Par Daniel Ashuza Chibanvunya
Un constat préoccupant
Les témoignages recueillis auprès d’élèves et d’enseignants révèlent une démotivation croissante, un absentéisme marqué et un manque de suivi parental. Les responsabilités apparaissent partagées : - Élèves : attirés par les loisirs et les mauvaises fréquentations ; - Enseignants : parfois absents ou peu impliqués dans le suivi ; - Parents : confrontés à la précarité et souvent démissionnaires dans leur rôle éducatif.
Des conséquences lourdes
Cette pratique entraîne une baisse des performances scolaires, des échecs répétés, des abandons, et compromet l’accès futur au marché de l’emploi. Elle expose également les jeunes à des comportements à risque, fragilisant leur avenir social.
Les pistes de solution
Les participants à l’émission ont proposé des mesures concrètes : - Responsabiliser les élèves en les incitant à se fixer des objectifs clairs ; - Impliquer davantage les parents dans le suivi scolaire ; - Renforcer la surveillance scolaire et instaurer des sanctions graduées ; - Mobiliser les médias, églises et ONG pour sensibiliser la jeunesse ; - Engager les autorités dans une campagne policière « zéro élève en uniforme dans la rue pendant les heures de cours » et sanctionner les salles de jeux accueillant des mineurs.
Une priorité éducative
La lutte contre l’école buissonnière à Beni apparaît désormais comme une priorité éducative et sociale. Elle nécessite une action concertée entre élèves, parents, enseignants, autorités et société civile afin de préserver l’avenir des jeunes et renforcer le tissu social de la ville.

[Données d'analyse structurée de la page]
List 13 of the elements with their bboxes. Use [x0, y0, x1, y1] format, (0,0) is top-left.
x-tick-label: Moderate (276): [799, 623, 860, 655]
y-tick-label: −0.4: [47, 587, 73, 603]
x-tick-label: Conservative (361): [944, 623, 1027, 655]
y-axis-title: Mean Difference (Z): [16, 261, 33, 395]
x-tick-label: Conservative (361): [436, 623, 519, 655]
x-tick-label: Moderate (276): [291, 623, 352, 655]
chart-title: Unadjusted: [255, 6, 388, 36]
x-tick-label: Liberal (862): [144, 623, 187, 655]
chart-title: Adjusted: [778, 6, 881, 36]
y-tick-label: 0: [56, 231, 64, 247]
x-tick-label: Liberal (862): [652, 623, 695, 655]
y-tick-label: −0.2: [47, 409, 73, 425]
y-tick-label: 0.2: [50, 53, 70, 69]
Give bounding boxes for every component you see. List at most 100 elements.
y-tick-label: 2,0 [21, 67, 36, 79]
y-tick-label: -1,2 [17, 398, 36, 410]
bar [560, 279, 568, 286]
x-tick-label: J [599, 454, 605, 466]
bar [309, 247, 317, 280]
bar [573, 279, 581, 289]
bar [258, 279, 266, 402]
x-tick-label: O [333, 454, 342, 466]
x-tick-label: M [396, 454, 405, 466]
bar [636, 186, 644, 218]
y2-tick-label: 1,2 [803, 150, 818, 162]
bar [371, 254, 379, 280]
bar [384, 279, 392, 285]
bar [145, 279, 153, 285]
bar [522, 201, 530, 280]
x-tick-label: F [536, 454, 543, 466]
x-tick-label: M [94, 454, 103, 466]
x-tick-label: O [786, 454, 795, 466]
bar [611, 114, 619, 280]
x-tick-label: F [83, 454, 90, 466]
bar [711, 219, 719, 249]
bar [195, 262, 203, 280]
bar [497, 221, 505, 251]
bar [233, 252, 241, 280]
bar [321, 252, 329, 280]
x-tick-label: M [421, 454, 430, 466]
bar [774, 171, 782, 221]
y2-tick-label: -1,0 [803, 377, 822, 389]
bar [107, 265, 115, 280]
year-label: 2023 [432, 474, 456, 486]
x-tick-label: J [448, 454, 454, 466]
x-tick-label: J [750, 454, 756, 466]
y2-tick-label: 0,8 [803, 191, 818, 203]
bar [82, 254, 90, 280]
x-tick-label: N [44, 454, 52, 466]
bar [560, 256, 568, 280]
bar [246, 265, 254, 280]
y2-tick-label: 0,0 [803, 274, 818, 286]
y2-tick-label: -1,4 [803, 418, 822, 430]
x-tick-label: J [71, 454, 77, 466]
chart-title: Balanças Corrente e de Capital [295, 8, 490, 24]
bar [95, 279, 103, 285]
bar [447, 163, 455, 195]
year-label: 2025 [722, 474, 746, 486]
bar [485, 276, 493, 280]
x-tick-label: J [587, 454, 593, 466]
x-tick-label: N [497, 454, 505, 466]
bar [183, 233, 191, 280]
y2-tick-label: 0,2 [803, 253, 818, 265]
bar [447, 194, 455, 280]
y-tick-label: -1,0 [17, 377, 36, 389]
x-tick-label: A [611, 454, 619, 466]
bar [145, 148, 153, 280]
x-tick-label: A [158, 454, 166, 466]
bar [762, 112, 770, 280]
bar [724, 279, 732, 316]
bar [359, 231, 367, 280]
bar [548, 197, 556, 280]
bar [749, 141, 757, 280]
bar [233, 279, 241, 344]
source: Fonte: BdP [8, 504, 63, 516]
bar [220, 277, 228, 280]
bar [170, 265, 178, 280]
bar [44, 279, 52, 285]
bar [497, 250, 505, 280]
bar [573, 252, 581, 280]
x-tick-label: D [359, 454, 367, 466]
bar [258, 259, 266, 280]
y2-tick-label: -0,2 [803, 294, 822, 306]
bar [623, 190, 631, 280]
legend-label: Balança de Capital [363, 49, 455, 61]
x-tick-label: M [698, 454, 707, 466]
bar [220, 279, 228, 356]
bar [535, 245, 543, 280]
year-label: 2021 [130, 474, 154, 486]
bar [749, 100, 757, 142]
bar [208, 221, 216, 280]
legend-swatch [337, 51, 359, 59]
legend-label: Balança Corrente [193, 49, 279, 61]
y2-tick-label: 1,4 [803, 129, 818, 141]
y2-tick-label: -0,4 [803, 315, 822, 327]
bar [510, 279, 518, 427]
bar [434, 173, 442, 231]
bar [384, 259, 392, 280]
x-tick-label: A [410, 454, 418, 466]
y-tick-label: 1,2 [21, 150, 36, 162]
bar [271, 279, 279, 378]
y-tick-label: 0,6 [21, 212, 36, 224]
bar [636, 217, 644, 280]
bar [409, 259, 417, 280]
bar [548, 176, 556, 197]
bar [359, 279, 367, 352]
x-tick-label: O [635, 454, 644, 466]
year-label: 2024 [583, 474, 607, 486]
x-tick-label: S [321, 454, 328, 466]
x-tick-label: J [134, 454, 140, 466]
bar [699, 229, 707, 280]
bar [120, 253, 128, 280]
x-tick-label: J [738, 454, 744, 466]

### Exercices
[1] Répondez aux questions suivantes sur le texte consacré à l'école buissonnière à Beni.
(a) Quels trois constats les témoignages d'élèves et d'enseignants révèlent-ils ?
(b) Quel mot d'ordre est proposé pour la campagne policière ?
(c) Comment la lutte contre l'école buissonnière à Beni est-elle qualifiée dans la dernière partie ?
[2] Veuillez recopier fidèlement le passage du texte consacré à l'école buissonnière à Beni, en commençant à « Par Daniel Ashuza » et en terminant à « leur rôle éducatif. ».

### Corrigé des exercices
[1]
(a) Une démotivation croissante, un absentéisme marqué et un manque de suivi parental.
(b) « zéro élève en uniforme dans la rue pendant les heures de cours »
(c) Comme une priorité éducative et sociale.

[2]
Par Daniel Ashuza Chibanvunya
Un constat préoccupant
Les témoignages recueillis auprès d’élèves et d’enseignants révèlent une démotivation croissante, un absentéisme marqué et un manque de suivi parental. Les responsabilités apparaissent partagées : - Élèves : attirés par les loisirs et les mauvaises fréquentations ; - Enseignants : parfois absents ou peu impliqués dans le suivi ; - Parents : confrontés à la précarité et souvent démissionnaires dans leur rôle éducatif.